Exercise brief: What follows is a listing; restate every line of it word for word.

(Collected data)
==============================
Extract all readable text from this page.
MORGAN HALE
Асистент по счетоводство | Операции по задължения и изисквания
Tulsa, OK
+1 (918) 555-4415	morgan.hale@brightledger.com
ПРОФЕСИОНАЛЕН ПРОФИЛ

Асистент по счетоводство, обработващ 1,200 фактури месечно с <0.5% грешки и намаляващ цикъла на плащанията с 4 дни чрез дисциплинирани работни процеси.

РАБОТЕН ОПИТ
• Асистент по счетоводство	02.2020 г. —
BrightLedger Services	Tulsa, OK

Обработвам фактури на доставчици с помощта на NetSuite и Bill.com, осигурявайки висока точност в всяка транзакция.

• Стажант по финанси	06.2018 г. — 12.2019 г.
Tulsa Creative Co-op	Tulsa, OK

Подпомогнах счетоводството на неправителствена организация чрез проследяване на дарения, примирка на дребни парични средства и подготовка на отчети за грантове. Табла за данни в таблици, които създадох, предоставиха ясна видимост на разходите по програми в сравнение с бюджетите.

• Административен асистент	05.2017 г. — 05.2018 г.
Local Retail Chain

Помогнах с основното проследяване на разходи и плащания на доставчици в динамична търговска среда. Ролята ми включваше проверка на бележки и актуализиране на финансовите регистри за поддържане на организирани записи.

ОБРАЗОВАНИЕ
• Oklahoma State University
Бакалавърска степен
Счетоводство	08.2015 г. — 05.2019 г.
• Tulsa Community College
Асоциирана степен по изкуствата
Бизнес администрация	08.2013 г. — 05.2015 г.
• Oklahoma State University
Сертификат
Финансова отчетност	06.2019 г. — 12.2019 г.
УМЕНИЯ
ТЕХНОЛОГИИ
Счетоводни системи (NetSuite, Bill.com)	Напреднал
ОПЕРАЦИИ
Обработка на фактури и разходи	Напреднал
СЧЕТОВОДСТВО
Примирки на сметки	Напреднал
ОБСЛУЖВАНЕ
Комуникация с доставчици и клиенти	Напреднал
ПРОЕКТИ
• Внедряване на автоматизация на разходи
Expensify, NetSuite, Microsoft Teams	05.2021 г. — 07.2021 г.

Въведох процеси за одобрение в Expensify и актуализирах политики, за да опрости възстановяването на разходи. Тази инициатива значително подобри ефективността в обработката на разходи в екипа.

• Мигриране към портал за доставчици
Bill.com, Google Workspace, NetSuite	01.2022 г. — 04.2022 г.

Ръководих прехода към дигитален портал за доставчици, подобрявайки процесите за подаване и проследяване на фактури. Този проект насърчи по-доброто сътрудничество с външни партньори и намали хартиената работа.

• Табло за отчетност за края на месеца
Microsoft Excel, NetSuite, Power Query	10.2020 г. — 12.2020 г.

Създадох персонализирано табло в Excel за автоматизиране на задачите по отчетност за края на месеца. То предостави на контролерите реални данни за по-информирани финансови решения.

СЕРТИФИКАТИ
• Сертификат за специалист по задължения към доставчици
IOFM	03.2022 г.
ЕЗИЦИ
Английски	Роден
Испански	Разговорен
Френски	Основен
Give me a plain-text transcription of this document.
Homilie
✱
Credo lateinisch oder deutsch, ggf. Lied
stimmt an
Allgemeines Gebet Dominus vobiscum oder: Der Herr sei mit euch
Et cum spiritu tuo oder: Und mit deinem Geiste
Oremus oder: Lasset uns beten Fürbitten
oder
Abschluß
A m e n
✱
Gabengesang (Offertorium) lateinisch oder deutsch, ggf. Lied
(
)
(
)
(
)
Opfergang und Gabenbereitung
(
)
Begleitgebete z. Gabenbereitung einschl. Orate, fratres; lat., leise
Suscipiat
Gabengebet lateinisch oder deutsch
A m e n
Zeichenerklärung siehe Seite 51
==============================
Full answer:
Extract all readable text from this page.
MORGAN HALE
Асистент по счетоводство | Операции по задължения и изисквания
Tulsa, OK
+1 (918) 555-4415	morgan.hale@brightledger.com
ПРОФЕСИОНАЛЕН ПРОФИЛ

Асистент по счетоводство, обработващ 1,200 фактури месечно с <0.5% грешки и намаляващ цикъла на плащанията с 4 дни чрез дисциплинирани работни процеси.

РАБОТЕН ОПИТ
• Асистент по счетоводство	02.2020 г. —
BrightLedger Services	Tulsa, OK

Обработвам фактури на доставчици с помощта на NetSuite и Bill.com, осигурявайки висока точност в всяка транзакция.

• Стажант по финанси	06.2018 г. — 12.2019 г.
Tulsa Creative Co-op	Tulsa, OK

Подпомогнах счетоводството на неправителствена организация чрез проследяване на дарения, примирка на дребни парични средства и подготовка на отчети за грантове. Табла за данни в таблици, които създадох, предоставиха ясна видимост на разходите по програми в сравнение с бюджетите.

• Административен асистент	05.2017 г. — 05.2018 г.
Local Retail Chain

Помогнах с основното проследяване на разходи и плащания на доставчици в динамична търговска среда. Ролята ми включваше проверка на бележки и актуализиране на финансовите регистри за поддържане на организирани записи.

ОБРАЗОВАНИЕ
• Oklahoma State University
Бакалавърска степен
Счетоводство	08.2015 г. — 05.2019 г.
• Tulsa Community College
Асоциирана степен по изкуствата
Бизнес администрация	08.2013 г. — 05.2015 г.
• Oklahoma State University
Сертификат
Финансова отчетност	06.2019 г. — 12.2019 г.
УМЕНИЯ
ТЕХНОЛОГИИ
Счетоводни системи (NetSuite, Bill.com)	Напреднал
ОПЕРАЦИИ
Обработка на фактури и разходи	Напреднал
СЧЕТОВОДСТВО
Примирки на сметки	Напреднал
ОБСЛУЖВАНЕ
Комуникация с доставчици и клиенти	Напреднал
ПРОЕКТИ
• Внедряване на автоматизация на разходи
Expensify, NetSuite, Microsoft Teams	05.2021 г. — 07.2021 г.

Въведох процеси за одобрение в Expensify и актуализирах политики, за да опрости възстановяването на разходи. Тази инициатива значително подобри ефективността в обработката на разходи в екипа.

• Мигриране към портал за доставчици
Bill.com, Google Workspace, NetSuite	01.2022 г. — 04.2022 г.

Ръководих прехода към дигитален портал за доставчици, подобрявайки процесите за подаване и проследяване на фактури. Този проект насърчи по-доброто сътрудничество с външни партньори и намали хартиената работа.

• Табло за отчетност за края на месеца
Microsoft Excel, NetSuite, Power Query	10.2020 г. — 12.2020 г.

Създадох персонализирано табло в Excel за автоматизиране на задачите по отчетност за края на месеца. То предостави на контролерите реални данни за по-информирани финансови решения.

СЕРТИФИКАТИ
• Сертификат за специалист по задължения към доставчици
IOFM	03.2022 г.
ЕЗИЦИ
Английски	Роден
Испански	Разговорен
Френски	Основен
Give me a plain-text transcription of this document.
Homilie
✱
Credo lateinisch oder deutsch, ggf. Lied
stimmt an
Allgemeines Gebet Dominus vobiscum oder: Der Herr sei mit euch
Et cum spiritu tuo oder: Und mit deinem Geiste
Oremus oder: Lasset uns beten Fürbitten
oder
Abschluß
A m e n
✱
Gabengesang (Offertorium) lateinisch oder deutsch, ggf. Lied
(
)
(
)
(
)
Opfergang und Gabenbereitung
(
)
Begleitgebete z. Gabenbereitung einschl. Orate, fratres; lat., leise
Suscipiat
Gabengebet lateinisch oder deutsch
A m e n
Zeichenerklärung siehe Seite 51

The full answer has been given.